Life Sciences

ASP: Is there an ideal reimbursement rate?

Medicare & Reimbursement Advisor Weekly, November 6, 2009

There may be more incentive under an average sales price (ASP) reimbursement model to prescribe branded drugs, but life for many of your customers under ASP is hurting access to community care and driving physicians and patients to hospitals. Some private payers appear to be staying with average wholesale price (AWP) or some version of it before committing to ASP reimbursement. In oncology, most practices have told MRAW that some payers are using AWP, and others are using ASP.

Great-West Health Plan reimburses ASP +20% to one oncology group. Unicare pays 115% of AWP to some Houston practices, says Katherine Grigsby, director of contracting and practice development for oncology groups in that area. Grigsby says larger practices tend to have more favorable positions for better rates. Lawrence Shombert, the administrator at a Rockville, MD, practice, says it is paid between 85%–90% of AWP by its private payers.

################

> _Action item A_:
In the reimbursement article, write out the passage between "Life Sciences" and "are using ASP.", inclusive, swapping "physicians" for "doctors".
> _Action item B_:
According to the reimbursement article, what rate does Unicare pay some Houston practices?

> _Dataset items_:
################

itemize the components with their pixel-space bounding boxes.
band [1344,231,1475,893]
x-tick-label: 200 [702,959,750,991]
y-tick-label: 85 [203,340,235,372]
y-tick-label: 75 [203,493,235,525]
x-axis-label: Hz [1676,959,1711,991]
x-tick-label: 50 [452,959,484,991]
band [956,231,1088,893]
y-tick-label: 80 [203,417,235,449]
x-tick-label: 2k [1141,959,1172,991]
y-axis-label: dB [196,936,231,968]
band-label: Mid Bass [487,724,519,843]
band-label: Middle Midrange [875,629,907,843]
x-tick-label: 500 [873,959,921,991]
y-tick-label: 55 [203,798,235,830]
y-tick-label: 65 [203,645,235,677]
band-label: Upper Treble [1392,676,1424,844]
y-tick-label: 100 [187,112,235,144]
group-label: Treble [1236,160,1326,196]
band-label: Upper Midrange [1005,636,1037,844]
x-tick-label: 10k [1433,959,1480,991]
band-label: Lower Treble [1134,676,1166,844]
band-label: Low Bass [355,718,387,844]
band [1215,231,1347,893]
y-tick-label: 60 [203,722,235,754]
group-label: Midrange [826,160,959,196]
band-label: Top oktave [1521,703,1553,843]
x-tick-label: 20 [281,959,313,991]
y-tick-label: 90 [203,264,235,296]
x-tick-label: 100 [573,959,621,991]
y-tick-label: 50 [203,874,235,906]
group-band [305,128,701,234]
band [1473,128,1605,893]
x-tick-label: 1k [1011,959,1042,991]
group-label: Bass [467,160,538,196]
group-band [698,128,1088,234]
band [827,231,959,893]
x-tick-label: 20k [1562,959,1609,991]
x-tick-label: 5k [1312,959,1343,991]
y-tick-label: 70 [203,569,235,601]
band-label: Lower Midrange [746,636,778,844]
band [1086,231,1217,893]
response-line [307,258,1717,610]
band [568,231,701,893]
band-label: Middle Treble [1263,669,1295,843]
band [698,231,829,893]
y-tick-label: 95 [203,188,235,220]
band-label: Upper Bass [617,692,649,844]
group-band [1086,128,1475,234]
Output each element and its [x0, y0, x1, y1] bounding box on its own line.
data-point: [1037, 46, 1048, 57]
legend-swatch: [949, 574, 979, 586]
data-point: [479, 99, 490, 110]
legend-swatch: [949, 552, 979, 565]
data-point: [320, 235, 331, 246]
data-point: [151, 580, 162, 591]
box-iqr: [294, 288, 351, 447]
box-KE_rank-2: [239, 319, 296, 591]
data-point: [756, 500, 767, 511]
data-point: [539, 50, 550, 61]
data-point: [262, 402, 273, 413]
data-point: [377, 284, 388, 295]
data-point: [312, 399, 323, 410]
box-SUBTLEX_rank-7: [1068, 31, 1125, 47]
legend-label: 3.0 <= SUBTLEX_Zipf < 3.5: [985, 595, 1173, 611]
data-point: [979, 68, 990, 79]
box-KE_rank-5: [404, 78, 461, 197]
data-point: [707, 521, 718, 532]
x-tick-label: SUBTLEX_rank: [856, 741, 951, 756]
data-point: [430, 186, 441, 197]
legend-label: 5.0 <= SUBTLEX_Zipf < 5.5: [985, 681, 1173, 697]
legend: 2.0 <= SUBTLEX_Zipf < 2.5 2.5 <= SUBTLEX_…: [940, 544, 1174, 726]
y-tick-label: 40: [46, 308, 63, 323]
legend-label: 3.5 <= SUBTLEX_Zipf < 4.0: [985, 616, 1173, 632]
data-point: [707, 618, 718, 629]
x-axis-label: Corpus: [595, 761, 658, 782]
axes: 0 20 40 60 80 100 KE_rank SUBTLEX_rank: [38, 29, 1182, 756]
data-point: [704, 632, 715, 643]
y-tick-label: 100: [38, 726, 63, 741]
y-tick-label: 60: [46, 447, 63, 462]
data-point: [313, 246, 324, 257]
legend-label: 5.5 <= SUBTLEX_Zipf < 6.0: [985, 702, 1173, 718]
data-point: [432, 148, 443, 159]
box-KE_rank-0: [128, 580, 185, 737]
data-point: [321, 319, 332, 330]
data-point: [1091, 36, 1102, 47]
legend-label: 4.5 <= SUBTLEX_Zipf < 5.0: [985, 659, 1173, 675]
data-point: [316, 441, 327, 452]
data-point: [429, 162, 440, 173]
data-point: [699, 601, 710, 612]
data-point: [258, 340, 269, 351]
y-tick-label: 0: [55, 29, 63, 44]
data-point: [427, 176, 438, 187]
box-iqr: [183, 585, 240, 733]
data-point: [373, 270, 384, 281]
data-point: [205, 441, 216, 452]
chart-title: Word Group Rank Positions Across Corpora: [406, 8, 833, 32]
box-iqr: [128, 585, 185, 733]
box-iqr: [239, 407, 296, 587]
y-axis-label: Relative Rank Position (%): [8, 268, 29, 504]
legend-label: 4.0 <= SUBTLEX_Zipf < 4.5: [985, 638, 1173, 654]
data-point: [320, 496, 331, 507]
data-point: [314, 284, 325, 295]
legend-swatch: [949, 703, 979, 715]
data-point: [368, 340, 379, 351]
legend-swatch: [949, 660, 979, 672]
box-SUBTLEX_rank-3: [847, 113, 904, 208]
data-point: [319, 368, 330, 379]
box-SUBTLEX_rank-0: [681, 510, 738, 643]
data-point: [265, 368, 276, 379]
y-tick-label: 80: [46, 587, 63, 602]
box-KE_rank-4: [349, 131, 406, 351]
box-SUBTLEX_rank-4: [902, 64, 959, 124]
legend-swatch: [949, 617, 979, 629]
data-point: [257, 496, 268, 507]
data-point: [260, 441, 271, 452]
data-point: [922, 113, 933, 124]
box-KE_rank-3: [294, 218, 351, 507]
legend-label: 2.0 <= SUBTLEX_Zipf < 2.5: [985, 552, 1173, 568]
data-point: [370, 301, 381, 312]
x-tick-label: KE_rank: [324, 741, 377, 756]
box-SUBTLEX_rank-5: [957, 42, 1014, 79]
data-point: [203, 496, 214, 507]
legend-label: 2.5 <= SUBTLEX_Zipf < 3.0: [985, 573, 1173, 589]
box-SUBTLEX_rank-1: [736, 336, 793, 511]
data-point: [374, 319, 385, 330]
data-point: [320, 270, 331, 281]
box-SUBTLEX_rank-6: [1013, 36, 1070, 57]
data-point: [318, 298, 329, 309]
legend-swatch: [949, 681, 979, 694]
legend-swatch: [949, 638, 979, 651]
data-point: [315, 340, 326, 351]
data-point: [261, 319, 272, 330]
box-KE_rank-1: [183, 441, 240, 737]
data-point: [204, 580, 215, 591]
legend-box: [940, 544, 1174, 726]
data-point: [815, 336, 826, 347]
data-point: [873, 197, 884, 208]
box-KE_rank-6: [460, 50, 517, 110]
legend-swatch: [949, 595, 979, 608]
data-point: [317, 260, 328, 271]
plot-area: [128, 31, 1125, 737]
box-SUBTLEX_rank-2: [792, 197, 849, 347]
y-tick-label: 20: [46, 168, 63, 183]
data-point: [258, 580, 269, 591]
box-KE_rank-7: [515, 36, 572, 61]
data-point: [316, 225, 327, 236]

################

> _Task response A_:
Life Sciences

ASP: Is there an ideal reimbursement rate?

Medicare & Reimbursement Advisor Weekly, November 6, 2009

There may be more incentive under an average sales price (ASP) reimbursement model to prescribe branded drugs, but life for many of your customers under ASP is hurting access to community care and driving doctors and patients to hospitals. Some private payers appear to be staying with average wholesale price (AWP) or some version of it before committing to ASP reimbursement. In oncology, most practices have told MRAW that some payers are using AWP, and others are using ASP.

> _Task response B_:
115% of AWP